→ **Aim of the exercise**
Scan the lines below for the string "TradingView" and copy every one that has it.

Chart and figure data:
•••
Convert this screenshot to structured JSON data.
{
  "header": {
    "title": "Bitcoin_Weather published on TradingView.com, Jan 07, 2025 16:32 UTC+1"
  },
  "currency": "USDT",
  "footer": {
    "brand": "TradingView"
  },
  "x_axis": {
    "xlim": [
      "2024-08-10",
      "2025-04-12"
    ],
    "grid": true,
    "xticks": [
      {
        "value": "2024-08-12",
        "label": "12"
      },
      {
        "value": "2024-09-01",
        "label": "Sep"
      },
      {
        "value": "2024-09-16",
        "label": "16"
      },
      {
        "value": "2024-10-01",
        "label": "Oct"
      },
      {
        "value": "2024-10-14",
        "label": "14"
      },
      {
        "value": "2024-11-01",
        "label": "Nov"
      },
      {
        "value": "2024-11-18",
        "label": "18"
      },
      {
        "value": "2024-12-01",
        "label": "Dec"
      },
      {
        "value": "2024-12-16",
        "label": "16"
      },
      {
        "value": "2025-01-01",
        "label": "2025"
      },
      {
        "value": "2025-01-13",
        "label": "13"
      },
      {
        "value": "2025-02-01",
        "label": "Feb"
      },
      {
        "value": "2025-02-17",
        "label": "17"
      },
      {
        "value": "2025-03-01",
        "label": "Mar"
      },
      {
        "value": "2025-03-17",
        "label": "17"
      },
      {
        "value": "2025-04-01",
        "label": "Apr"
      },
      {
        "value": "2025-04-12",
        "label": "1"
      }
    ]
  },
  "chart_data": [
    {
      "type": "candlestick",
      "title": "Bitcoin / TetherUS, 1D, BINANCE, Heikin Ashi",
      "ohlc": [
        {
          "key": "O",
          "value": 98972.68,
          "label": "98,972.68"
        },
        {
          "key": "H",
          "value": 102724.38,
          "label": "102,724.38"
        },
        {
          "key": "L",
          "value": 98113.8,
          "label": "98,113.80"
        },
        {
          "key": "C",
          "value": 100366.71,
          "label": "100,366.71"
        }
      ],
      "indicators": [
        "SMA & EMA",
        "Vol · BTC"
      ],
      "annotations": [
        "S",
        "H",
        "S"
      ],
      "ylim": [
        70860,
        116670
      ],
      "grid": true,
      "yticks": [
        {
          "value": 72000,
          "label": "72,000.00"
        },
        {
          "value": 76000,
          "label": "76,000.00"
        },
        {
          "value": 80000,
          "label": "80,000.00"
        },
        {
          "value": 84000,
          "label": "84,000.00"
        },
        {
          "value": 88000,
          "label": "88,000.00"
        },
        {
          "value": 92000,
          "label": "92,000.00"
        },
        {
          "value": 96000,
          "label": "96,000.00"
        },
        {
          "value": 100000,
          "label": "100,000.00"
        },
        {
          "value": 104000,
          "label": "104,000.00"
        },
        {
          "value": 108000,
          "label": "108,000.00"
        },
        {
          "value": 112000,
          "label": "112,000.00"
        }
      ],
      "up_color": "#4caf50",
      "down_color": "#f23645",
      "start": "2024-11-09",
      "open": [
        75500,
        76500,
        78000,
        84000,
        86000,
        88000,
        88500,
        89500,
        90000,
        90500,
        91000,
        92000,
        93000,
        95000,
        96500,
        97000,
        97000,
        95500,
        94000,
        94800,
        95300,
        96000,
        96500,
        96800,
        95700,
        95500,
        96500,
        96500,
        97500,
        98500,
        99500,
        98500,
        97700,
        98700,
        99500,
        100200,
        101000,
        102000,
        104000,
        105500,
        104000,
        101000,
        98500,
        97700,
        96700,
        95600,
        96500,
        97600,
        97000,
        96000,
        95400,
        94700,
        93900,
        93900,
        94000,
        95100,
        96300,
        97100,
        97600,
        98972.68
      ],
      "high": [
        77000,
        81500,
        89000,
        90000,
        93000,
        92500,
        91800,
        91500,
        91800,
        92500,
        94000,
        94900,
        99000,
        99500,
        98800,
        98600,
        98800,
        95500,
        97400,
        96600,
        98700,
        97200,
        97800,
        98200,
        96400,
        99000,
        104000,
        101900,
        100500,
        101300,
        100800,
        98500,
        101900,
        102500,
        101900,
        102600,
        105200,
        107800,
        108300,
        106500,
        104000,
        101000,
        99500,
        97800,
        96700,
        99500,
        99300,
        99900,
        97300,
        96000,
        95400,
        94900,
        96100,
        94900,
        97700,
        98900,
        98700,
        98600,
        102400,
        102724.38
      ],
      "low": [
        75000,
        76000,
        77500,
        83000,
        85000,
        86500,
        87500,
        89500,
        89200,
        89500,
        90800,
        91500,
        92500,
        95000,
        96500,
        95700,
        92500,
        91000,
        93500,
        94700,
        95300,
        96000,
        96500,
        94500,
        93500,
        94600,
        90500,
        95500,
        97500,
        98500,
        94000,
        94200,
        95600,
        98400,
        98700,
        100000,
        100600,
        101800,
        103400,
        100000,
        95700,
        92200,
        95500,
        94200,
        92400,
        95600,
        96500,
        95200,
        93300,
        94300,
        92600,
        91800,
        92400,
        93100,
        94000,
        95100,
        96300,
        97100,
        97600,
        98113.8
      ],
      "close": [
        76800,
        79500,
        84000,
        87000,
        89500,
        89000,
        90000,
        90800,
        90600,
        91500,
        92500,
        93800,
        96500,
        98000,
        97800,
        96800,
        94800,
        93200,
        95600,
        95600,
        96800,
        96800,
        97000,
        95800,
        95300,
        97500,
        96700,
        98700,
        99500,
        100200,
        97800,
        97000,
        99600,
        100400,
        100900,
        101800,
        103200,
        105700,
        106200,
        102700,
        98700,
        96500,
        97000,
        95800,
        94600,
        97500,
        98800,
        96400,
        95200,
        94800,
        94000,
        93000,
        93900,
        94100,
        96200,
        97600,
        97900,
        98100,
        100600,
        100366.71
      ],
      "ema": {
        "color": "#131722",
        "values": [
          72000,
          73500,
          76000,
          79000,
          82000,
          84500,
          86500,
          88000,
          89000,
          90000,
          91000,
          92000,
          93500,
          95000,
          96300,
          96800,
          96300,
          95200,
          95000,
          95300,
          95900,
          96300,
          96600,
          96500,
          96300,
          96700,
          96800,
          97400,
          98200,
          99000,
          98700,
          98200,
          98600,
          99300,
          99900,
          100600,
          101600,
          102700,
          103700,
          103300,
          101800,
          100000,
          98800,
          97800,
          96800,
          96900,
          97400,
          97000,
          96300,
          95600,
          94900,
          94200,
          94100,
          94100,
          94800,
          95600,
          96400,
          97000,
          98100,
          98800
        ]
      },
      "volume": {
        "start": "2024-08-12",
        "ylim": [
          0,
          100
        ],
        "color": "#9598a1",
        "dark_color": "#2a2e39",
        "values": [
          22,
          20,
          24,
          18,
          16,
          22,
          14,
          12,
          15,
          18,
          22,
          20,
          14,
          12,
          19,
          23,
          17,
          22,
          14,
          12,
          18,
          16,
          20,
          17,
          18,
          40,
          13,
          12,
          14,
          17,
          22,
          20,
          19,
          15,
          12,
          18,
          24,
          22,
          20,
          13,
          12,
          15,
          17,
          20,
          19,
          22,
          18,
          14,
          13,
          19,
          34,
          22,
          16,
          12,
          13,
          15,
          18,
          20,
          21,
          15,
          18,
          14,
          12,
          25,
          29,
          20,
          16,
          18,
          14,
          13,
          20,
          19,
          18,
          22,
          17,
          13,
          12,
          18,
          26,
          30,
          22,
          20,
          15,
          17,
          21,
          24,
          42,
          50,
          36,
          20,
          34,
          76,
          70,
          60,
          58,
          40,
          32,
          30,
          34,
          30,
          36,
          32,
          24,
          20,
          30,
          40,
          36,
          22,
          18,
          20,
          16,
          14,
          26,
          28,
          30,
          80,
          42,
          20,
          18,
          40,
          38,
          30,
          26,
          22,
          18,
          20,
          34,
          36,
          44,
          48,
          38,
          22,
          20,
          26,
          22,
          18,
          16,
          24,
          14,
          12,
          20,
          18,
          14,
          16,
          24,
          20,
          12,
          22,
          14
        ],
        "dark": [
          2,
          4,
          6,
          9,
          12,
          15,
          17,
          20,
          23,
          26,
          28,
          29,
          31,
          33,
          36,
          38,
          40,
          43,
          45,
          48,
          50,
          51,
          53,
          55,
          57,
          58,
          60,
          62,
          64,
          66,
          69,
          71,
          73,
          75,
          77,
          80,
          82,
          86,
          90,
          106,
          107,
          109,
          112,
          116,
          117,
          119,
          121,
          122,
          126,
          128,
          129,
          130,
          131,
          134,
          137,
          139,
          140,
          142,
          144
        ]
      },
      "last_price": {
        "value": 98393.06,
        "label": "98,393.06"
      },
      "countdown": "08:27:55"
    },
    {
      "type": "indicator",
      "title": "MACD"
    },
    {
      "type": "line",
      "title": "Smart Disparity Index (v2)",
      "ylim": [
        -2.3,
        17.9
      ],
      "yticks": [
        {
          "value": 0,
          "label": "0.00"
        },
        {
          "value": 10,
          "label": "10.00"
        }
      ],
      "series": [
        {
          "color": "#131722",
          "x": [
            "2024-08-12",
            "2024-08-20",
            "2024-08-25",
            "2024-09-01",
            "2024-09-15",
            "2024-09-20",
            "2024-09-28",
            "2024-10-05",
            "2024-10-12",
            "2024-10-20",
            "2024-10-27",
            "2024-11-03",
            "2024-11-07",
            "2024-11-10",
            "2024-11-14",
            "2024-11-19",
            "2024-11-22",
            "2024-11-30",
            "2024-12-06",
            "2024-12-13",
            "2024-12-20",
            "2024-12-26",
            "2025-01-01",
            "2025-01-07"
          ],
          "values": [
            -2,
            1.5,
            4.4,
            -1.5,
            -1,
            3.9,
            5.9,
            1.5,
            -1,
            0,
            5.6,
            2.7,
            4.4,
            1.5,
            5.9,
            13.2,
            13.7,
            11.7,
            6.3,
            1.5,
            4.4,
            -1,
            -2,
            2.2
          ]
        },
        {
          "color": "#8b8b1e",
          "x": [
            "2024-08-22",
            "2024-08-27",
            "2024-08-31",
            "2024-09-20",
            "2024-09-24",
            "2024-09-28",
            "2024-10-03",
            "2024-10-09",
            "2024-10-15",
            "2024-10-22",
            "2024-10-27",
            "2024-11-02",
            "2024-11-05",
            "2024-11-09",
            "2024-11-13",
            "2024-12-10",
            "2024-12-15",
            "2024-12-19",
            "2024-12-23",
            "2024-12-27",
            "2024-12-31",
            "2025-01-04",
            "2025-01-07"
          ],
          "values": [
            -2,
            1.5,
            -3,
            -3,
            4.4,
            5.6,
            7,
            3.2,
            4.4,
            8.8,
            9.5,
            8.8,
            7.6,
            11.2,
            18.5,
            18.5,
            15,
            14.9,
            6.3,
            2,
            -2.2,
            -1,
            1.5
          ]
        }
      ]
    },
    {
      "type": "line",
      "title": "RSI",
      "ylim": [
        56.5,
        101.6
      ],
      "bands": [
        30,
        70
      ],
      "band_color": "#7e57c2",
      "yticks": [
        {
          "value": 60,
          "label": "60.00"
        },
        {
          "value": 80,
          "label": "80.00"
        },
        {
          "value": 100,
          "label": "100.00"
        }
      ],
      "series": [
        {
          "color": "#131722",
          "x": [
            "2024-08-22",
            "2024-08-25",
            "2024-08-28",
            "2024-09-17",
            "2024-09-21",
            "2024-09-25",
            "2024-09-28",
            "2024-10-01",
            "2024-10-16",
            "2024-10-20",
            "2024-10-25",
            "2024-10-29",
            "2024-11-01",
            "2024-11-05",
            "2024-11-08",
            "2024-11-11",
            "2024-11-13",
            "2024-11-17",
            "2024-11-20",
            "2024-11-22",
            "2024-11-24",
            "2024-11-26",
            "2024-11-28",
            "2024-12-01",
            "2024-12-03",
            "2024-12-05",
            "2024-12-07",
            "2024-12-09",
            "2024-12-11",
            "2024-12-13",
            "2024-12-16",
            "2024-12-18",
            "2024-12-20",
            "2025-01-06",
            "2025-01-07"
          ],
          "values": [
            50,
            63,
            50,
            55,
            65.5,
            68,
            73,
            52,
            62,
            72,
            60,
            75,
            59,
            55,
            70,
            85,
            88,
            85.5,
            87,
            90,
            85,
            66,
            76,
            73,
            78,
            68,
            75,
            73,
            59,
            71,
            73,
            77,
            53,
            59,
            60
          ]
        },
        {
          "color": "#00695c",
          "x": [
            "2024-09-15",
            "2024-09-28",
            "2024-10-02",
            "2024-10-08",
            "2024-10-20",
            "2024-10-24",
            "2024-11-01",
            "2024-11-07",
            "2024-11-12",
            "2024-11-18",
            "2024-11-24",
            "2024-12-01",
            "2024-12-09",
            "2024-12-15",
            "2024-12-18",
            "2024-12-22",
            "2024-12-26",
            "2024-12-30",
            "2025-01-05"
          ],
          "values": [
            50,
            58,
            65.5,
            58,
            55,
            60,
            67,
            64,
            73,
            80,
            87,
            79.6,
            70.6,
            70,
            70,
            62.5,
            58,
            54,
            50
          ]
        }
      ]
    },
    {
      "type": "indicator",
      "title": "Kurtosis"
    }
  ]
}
•••
→ **Written solution**
    "title": "Bitcoin_Weather published on TradingView.com, Jan 07, 2025 16:32 UTC+1"
    "brand": "TradingView"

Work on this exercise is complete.